WHAT TO WORK ON —
Reproduce the material exactly, omitting nothing.

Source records
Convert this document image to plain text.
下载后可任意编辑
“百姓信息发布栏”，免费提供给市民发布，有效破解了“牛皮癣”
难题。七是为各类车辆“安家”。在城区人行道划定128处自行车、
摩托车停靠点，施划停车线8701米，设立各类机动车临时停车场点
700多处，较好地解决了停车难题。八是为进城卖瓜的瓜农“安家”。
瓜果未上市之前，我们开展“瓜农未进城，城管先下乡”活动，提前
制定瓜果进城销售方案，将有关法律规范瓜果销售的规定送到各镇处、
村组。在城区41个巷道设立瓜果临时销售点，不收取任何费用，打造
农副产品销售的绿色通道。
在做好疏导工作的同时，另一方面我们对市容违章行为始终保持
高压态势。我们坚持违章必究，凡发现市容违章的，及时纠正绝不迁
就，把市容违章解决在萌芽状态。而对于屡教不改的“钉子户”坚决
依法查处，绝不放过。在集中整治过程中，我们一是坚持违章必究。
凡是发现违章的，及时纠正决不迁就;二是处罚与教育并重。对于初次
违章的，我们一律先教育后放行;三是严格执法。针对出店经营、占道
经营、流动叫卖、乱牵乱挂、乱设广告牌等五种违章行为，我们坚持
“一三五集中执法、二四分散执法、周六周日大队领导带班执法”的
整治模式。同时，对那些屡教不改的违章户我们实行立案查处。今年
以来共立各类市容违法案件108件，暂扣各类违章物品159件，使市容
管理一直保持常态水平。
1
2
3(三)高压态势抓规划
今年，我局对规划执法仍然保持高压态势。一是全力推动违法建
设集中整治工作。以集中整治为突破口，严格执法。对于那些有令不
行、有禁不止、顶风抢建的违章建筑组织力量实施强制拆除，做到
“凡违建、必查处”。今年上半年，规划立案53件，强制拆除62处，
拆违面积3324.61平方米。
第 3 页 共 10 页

CORRECT ANSWER —
Convert this document image to plain text.
下载后可任意编辑
“百姓信息发布栏”，免费提供给市民发布，有效破解了“牛皮癣”
难题。七是为各类车辆“安家”。在城区人行道划定128处自行车、
摩托车停靠点，施划停车线8701米，设立各类机动车临时停车场点
700多处，较好地解决了停车难题。八是为进城卖瓜的瓜农“安家”。
瓜果未上市之前，我们开展“瓜农未进城，城管先下乡”活动，提前
制定瓜果进城销售方案，将有关法律规范瓜果销售的规定送到各镇处、
村组。在城区41个巷道设立瓜果临时销售点，不收取任何费用，打造
农副产品销售的绿色通道。
在做好疏导工作的同时，另一方面我们对市容违章行为始终保持
高压态势。我们坚持违章必究，凡发现市容违章的，及时纠正绝不迁
就，把市容违章解决在萌芽状态。而对于屡教不改的“钉子户”坚决
依法查处，绝不放过。在集中整治过程中，我们一是坚持违章必究。
凡是发现违章的，及时纠正决不迁就;二是处罚与教育并重。对于初次
违章的，我们一律先教育后放行;三是严格执法。针对出店经营、占道
经营、流动叫卖、乱牵乱挂、乱设广告牌等五种违章行为，我们坚持
“一三五集中执法、二四分散执法、周六周日大队领导带班执法”的
整治模式。同时，对那些屡教不改的违章户我们实行立案查处。今年
以来共立各类市容违法案件108件，暂扣各类违章物品159件，使市容
管理一直保持常态水平。
1
2
3(三)高压态势抓规划
今年，我局对规划执法仍然保持高压态势。一是全力推动违法建
设集中整治工作。以集中整治为突破口，严格执法。对于那些有令不
行、有禁不止、顶风抢建的违章建筑组织力量实施强制拆除，做到
“凡违建、必查处”。今年上半年，规划立案53件，强制拆除62处，
拆违面积3324.61平方米。
第 3 页 共 10 页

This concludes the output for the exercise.